▶ _Objective_
Answer with one number: how many lines hold "Target".

▶ _Extracted records_
:::

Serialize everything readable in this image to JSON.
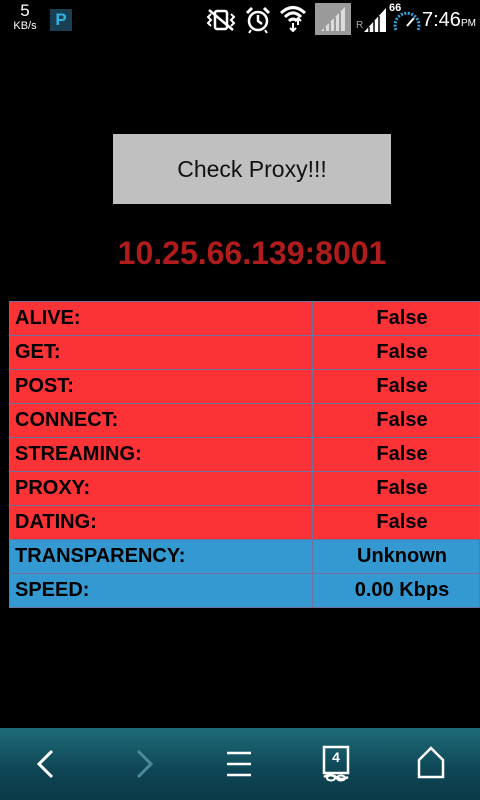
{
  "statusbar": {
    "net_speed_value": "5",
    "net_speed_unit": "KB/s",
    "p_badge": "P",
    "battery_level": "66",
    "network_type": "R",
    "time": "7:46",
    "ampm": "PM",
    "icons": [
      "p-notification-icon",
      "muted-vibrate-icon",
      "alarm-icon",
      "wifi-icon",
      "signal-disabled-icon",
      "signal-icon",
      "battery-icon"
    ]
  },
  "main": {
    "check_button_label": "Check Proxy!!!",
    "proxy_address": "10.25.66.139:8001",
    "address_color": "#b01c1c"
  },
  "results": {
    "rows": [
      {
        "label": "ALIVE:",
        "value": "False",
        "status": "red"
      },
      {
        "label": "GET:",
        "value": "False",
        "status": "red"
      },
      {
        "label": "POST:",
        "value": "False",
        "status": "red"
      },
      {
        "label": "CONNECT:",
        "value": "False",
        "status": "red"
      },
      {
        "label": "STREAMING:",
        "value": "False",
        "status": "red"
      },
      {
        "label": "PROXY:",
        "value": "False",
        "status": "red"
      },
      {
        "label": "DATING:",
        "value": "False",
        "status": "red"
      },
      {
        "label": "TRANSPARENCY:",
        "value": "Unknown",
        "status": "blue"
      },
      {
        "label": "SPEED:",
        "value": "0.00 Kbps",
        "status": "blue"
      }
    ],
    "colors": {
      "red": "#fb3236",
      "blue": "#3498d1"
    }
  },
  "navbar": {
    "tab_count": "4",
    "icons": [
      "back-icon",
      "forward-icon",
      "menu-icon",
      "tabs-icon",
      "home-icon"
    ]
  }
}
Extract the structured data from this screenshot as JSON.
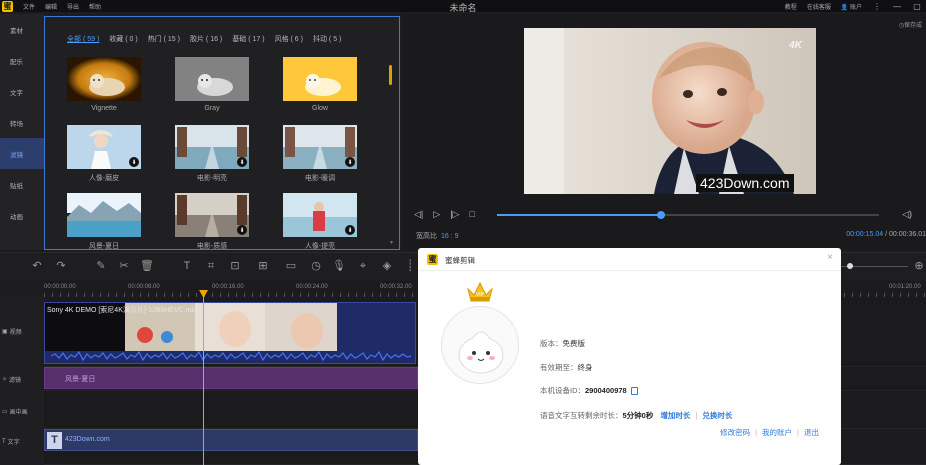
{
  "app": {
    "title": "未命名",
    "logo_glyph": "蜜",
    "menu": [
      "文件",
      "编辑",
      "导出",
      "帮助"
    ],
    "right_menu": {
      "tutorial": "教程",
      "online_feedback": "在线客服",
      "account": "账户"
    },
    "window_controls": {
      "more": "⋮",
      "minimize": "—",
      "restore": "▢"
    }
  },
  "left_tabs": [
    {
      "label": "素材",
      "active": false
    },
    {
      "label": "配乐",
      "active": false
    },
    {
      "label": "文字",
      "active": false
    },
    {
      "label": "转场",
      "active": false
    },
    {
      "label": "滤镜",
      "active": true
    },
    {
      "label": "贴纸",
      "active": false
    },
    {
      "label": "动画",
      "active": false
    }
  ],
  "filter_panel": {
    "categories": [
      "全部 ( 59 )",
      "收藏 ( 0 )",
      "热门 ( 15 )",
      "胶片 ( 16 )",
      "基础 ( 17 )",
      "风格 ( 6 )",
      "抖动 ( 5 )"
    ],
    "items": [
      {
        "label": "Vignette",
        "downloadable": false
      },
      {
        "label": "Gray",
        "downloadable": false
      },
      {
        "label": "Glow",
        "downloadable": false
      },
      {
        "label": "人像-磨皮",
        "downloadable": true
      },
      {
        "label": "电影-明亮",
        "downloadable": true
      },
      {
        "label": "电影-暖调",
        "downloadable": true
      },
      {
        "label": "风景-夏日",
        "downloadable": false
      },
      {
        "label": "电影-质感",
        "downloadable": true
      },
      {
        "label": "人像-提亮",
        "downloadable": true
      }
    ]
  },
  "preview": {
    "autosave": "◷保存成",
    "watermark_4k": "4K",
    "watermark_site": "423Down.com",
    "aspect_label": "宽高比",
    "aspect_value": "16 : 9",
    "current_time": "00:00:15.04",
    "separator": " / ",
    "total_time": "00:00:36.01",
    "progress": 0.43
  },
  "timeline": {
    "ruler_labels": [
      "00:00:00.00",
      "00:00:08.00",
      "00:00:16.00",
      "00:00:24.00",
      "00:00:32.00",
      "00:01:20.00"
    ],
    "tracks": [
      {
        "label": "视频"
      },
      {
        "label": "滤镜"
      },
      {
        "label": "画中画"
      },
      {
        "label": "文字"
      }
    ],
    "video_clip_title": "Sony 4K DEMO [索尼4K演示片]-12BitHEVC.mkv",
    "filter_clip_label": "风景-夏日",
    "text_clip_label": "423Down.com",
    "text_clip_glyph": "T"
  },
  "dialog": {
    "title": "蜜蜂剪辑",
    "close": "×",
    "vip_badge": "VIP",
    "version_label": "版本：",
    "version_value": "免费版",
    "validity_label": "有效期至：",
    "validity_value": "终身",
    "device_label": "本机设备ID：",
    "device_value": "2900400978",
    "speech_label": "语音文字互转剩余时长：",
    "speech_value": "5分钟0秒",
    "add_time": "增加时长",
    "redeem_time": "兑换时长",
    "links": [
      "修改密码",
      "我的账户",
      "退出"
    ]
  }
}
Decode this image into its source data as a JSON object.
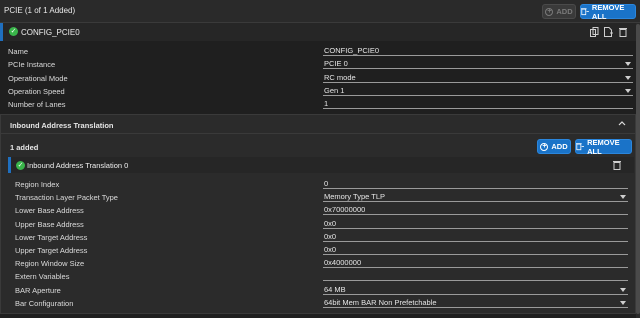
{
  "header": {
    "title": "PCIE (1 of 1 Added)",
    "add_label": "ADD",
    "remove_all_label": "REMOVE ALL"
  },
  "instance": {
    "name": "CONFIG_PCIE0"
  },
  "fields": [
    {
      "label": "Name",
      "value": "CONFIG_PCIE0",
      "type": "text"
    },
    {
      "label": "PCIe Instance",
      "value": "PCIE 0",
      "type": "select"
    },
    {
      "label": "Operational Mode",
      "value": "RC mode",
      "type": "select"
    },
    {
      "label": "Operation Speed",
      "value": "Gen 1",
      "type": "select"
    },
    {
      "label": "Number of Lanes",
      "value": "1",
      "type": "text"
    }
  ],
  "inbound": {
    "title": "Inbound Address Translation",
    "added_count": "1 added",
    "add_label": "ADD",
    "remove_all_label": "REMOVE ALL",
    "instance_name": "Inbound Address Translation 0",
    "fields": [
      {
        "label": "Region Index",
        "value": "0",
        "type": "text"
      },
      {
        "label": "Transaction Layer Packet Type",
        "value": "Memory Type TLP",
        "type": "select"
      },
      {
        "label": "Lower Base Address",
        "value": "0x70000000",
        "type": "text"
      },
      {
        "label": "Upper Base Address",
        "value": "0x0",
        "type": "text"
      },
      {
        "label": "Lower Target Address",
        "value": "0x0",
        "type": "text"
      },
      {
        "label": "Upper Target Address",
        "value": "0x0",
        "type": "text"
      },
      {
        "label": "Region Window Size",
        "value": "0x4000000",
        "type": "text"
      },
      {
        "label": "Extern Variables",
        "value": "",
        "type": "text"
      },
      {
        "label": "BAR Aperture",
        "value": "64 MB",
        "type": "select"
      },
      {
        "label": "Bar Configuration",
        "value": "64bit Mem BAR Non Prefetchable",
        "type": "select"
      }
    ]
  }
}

:::

▶ _Reply to the task_
2